Extract to read:

The Way the Cookie Crumbles
How much did Proust know about madeleines?
My criteria knocked many supposedly "authentic" recipes out of contention. In The Way To Cook, Julia Child touts hers as "presumably the true Madeleine from Commercy, the one Marcel Proust dipped in his tea." But she turns out to be an incorrigible batter rester. Not only that, she beats the flour into the egg and sugar mixture, a sure way to develop the flour's gluten and produce a denser, uncrumby madeleine.
Dining With Proust, a cookbook that re-creates dozens of dishes from Remembrance, is co-authored by Anne Borrel, founder of the Proust Museum in Illiers-Combray. But the book's recipe calls for resting the batter a full hour-and-a-half and, worst of all, includes honey, notorious for its hygroscopic properties.
I found two recipes that looked promising. In the Food Lover's Guide to Paris, French food expert Patricia Wells champions dry madeleines. "The best, freshest madeleine has a dry, almost dusty taste when eaten on its own," she tells us. Being soaked in tea is what brings it to life. The relatively low butter, sugar, and egg content in Wells' recipe gave me hope.
In The Making of a Cook, Madeleine Kamman traces her recipe's lineage back to the 18th century and maybe even to "Madeleine Paumier … the young girl who … presented the first known madeleines to King Louis XV of France." She is adamant that the flour be folded into the batter, not beaten, to avoid the dreaded gluten development. Neither a batter beater, nor a batter rester, she was my strongest candidate.
I pulled out my mother's old early-Julia Child-era imported madeleine molds and set to work.
My first batch of the Kamman madeleines came out of the oven smelling great but looking terrible. I picked up one of the misshapen blobs. Not much resemblance to Proust's "little scallop shell pastry, so richly sensual under its severe, religious fold." But was it a crumb-producer?
I broke off a piece, dropped it into a glass of tea, and waited a minute. I prodded the cookie with my spoon. Looking very closely I saw only two small bits at the bottom of the glass. I stirred again, and a couple more appeared. The crumb production was underwhelming.

Given instruction 1:
Quote the madeleine article word for word, starting with "My first batch" and going on through "it a crumb-producer?".
Given instruction 2:
According to the madeleine article, why does Madeleine Kamman insist that the flour be folded into the batter rather than beaten?
The items placed after the madeleine article are not needed for this work.

Data records:
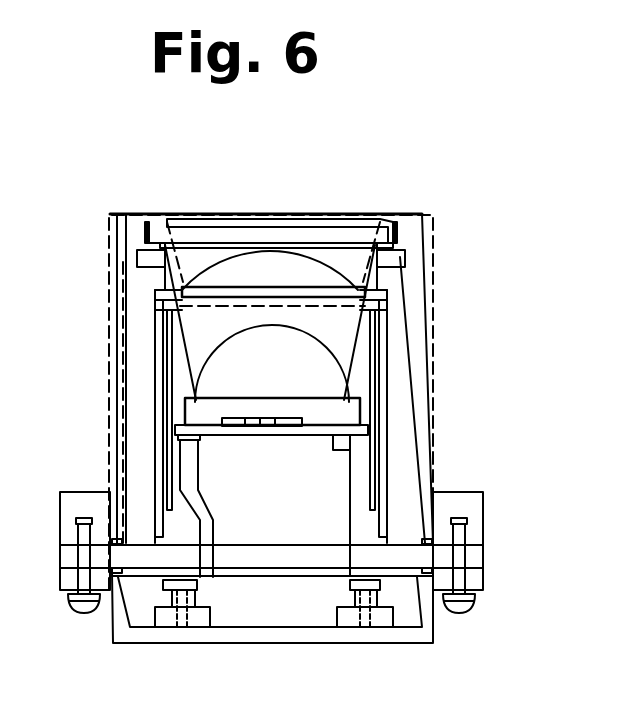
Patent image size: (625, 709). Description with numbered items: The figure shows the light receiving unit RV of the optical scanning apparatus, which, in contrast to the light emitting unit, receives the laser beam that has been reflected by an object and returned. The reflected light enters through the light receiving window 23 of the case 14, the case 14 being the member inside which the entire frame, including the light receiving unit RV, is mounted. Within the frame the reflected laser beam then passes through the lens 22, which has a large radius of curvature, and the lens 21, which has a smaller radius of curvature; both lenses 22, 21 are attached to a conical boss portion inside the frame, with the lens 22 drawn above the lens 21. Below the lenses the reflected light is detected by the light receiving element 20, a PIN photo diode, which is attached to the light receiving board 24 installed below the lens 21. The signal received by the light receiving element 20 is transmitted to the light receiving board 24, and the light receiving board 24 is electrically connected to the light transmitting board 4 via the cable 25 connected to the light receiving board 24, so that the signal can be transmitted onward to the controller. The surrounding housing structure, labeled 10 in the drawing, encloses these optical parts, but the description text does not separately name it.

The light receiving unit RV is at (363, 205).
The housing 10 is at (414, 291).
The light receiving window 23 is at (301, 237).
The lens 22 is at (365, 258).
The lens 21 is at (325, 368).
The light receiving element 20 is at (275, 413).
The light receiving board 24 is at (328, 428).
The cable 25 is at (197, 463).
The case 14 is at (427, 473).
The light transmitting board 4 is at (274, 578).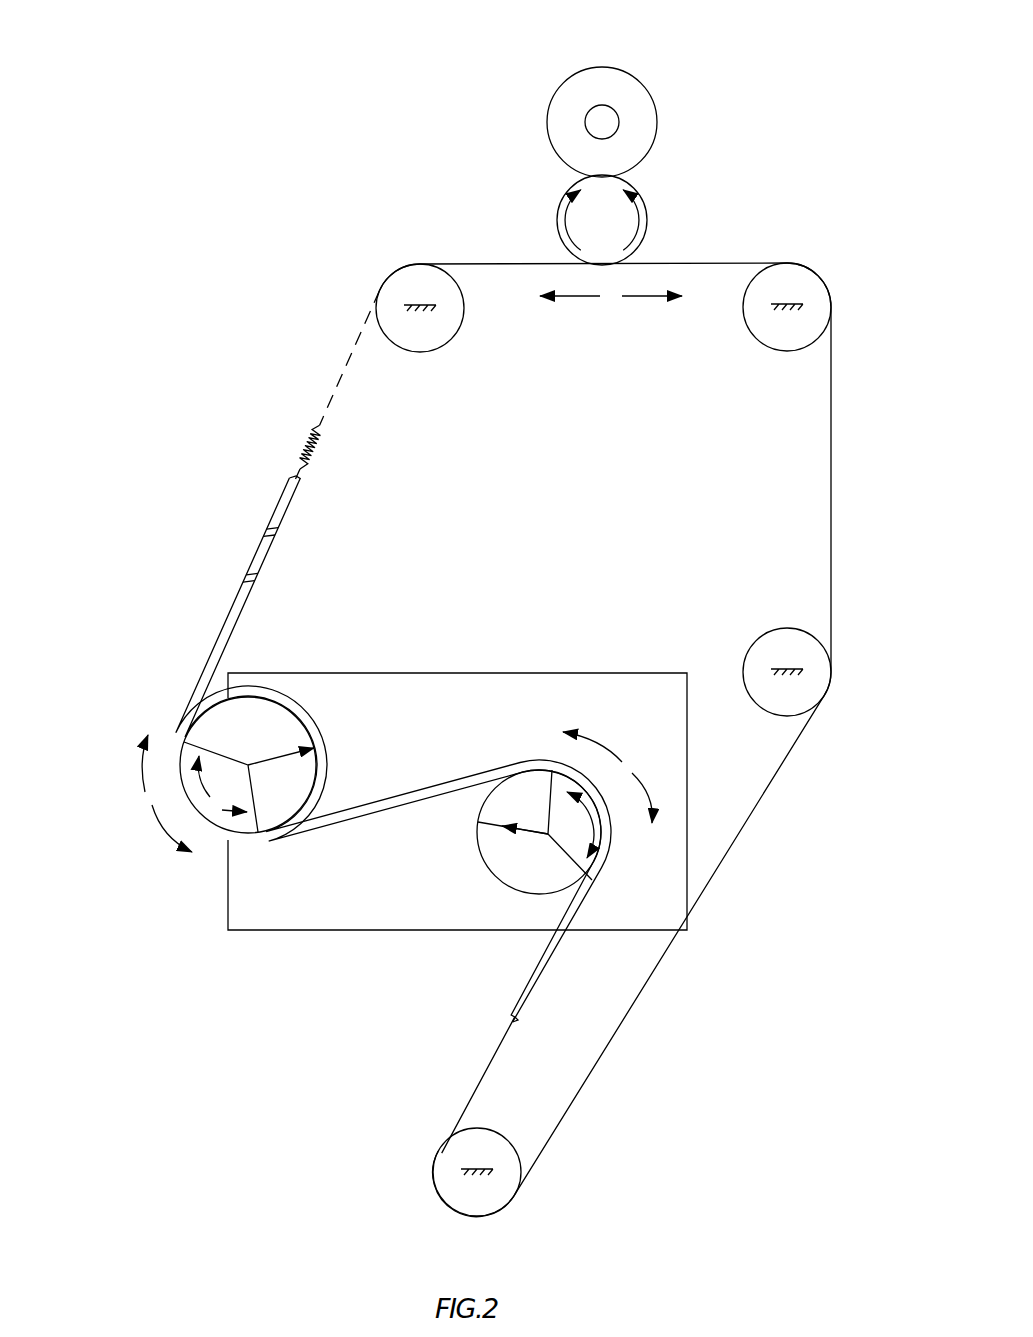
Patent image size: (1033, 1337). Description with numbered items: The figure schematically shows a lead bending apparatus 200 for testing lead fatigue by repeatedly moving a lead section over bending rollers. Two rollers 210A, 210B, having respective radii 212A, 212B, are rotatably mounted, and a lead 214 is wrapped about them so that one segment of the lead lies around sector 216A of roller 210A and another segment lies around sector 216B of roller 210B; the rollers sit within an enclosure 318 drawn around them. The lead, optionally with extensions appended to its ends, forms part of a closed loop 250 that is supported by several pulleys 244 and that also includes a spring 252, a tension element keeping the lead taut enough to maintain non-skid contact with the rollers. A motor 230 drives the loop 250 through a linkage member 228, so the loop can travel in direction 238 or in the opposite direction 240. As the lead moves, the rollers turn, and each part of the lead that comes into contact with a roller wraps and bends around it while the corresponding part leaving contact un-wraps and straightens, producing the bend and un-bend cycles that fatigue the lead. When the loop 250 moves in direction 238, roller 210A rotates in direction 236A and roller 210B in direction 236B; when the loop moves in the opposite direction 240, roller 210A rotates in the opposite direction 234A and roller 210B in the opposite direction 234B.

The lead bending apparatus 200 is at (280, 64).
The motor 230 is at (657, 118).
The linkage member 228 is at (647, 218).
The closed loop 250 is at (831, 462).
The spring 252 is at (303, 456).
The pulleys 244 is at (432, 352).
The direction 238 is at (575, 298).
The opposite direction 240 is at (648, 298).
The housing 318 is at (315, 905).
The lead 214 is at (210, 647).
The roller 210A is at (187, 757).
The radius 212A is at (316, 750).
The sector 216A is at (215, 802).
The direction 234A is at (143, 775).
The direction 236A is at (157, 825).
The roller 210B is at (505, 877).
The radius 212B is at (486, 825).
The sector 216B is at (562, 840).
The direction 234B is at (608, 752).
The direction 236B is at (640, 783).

---

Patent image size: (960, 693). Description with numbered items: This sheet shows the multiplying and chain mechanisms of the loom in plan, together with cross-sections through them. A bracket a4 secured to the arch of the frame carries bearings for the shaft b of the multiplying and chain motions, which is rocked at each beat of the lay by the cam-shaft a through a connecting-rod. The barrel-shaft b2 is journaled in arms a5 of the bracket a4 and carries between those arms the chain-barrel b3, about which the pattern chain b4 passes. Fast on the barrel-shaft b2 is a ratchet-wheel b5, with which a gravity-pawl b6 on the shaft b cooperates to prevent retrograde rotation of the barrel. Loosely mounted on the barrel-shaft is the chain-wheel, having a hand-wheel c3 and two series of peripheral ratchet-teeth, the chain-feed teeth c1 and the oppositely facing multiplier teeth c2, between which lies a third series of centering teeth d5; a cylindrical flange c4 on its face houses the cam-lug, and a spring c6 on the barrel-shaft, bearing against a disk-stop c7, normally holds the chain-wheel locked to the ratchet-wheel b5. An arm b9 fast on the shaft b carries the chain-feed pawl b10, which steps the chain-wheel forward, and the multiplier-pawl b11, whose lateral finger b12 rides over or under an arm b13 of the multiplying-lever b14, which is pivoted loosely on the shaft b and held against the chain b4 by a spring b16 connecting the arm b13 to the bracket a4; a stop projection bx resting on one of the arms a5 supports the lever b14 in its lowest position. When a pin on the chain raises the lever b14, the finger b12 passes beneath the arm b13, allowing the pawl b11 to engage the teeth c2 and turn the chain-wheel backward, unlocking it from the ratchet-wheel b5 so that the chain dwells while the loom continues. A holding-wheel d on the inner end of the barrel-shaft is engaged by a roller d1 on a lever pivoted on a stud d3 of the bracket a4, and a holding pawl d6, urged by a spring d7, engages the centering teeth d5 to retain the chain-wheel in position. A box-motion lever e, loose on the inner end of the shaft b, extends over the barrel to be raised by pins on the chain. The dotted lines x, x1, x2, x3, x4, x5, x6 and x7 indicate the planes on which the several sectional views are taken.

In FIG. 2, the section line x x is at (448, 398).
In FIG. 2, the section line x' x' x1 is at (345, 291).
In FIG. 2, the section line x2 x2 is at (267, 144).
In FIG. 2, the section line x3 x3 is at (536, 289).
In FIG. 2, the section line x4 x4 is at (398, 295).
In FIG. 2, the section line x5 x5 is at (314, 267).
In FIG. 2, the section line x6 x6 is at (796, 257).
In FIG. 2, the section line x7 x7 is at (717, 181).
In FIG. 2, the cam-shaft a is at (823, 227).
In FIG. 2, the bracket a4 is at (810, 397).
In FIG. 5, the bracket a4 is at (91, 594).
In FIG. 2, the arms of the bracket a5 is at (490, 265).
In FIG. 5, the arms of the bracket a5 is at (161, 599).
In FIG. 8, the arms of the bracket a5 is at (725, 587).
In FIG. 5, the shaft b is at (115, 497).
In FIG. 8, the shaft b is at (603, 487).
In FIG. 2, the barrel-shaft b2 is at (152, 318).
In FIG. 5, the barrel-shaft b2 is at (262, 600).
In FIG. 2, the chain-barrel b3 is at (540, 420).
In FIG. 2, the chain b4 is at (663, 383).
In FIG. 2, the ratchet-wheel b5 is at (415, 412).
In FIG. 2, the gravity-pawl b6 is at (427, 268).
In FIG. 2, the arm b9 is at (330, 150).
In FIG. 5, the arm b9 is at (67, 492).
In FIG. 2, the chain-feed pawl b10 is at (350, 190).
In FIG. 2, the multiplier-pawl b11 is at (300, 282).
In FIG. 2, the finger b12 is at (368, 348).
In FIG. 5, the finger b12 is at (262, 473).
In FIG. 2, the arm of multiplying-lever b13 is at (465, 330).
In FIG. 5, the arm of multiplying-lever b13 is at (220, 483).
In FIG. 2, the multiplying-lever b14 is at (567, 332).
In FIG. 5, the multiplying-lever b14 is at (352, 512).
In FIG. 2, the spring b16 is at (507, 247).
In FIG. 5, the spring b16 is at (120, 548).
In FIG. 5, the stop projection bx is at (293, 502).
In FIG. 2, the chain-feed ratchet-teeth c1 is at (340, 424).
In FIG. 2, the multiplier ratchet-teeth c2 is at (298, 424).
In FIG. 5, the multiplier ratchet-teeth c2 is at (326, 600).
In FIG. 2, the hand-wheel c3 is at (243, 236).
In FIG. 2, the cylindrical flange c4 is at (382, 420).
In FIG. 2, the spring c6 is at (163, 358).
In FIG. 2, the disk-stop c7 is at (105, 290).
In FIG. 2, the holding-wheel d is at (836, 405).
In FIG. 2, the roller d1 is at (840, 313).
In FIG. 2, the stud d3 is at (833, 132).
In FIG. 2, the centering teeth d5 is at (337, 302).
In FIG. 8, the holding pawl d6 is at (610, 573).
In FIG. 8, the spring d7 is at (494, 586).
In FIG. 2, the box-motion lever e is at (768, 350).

Result 1:
My first batch of the Kamman madeleines came out of the oven smelling great but looking terrible. I picked up one of the misshapen blobs. Not much resemblance to Proust's "little scallop shell pastry, so richly sensual under its severe, religious fold." But was it a crumb-producer?

Result 2:
Kamman insists on folding the flour in to avoid developing the flour's gluten. The article explains that beating the flour into the egg and sugar mixture develops the gluten and produces a denser, uncrumby madeleine.